Every entry needs to be printed exactly, please.

— START OF Data excerpts —

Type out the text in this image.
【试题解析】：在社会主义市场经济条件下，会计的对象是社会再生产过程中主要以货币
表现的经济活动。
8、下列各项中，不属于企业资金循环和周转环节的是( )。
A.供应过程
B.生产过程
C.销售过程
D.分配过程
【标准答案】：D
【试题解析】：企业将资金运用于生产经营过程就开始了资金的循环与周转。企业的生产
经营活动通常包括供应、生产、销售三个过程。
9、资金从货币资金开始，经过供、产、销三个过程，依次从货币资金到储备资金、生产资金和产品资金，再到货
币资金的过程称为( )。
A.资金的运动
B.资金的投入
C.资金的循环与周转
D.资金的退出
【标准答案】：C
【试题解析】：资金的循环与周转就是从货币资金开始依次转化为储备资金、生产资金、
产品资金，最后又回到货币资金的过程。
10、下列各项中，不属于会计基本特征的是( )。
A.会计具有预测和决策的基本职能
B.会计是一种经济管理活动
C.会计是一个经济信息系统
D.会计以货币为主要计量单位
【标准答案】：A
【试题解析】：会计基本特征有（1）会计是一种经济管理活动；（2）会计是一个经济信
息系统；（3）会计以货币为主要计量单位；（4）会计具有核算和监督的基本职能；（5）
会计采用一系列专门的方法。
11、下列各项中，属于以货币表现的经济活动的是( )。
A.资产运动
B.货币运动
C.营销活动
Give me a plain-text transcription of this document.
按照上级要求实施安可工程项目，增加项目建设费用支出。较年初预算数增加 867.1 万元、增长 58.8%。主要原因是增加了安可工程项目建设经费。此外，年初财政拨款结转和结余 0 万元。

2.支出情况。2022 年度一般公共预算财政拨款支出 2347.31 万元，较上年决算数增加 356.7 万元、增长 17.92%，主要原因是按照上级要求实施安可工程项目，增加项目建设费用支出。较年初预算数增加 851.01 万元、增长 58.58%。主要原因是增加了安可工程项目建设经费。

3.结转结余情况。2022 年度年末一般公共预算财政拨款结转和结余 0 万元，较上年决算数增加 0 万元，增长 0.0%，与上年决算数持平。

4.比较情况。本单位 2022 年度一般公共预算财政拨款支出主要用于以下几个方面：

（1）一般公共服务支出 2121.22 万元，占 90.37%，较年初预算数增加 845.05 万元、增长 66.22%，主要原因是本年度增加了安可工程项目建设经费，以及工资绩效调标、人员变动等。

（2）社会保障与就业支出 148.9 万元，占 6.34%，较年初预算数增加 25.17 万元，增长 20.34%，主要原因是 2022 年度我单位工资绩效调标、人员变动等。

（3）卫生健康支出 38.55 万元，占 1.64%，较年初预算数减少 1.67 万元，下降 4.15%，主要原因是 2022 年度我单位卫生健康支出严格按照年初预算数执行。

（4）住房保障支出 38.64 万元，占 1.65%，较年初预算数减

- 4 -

— END OF Data excerpts —

(Correct answer)
Type out the text in this image.
【试题解析】：在社会主义市场经济条件下，会计的对象是社会再生产过程中主要以货币
表现的经济活动。
8、下列各项中，不属于企业资金循环和周转环节的是( )。
A.供应过程
B.生产过程
C.销售过程
D.分配过程
【标准答案】：D
【试题解析】：企业将资金运用于生产经营过程就开始了资金的循环与周转。企业的生产
经营活动通常包括供应、生产、销售三个过程。
9、资金从货币资金开始，经过供、产、销三个过程，依次从货币资金到储备资金、生产资金和产品资金，再到货
币资金的过程称为( )。
A.资金的运动
B.资金的投入
C.资金的循环与周转
D.资金的退出
【标准答案】：C
【试题解析】：资金的循环与周转就是从货币资金开始依次转化为储备资金、生产资金、
产品资金，最后又回到货币资金的过程。
10、下列各项中，不属于会计基本特征的是( )。
A.会计具有预测和决策的基本职能
B.会计是一种经济管理活动
C.会计是一个经济信息系统
D.会计以货币为主要计量单位
【标准答案】：A
【试题解析】：会计基本特征有（1）会计是一种经济管理活动；（2）会计是一个经济信
息系统；（3）会计以货币为主要计量单位；（4）会计具有核算和监督的基本职能；（5）
会计采用一系列专门的方法。
11、下列各项中，属于以货币表现的经济活动的是( )。
A.资产运动
B.货币运动
C.营销活动
Give me a plain-text transcription of this document.
按照上级要求实施安可工程项目，增加项目建设费用支出。较年初预算数增加 867.1 万元、增长 58.8%。主要原因是增加了安可工程项目建设经费。此外，年初财政拨款结转和结余 0 万元。

2.支出情况。2022 年度一般公共预算财政拨款支出 2347.31 万元，较上年决算数增加 356.7 万元、增长 17.92%，主要原因是按照上级要求实施安可工程项目，增加项目建设费用支出。较年初预算数增加 851.01 万元、增长 58.58%。主要原因是增加了安可工程项目建设经费。

3.结转结余情况。2022 年度年末一般公共预算财政拨款结转和结余 0 万元，较上年决算数增加 0 万元，增长 0.0%，与上年决算数持平。

4.比较情况。本单位 2022 年度一般公共预算财政拨款支出主要用于以下几个方面：

（1）一般公共服务支出 2121.22 万元，占 90.37%，较年初预算数增加 845.05 万元、增长 66.22%，主要原因是本年度增加了安可工程项目建设经费，以及工资绩效调标、人员变动等。

（2）社会保障与就业支出 148.9 万元，占 6.34%，较年初预算数增加 25.17 万元，增长 20.34%，主要原因是 2022 年度我单位工资绩效调标、人员变动等。

（3）卫生健康支出 38.55 万元，占 1.64%，较年初预算数减少 1.67 万元，下降 4.15%，主要原因是 2022 年度我单位卫生健康支出严格按照年初预算数执行。

（4）住房保障支出 38.64 万元，占 1.65%，较年初预算数减

- 4 -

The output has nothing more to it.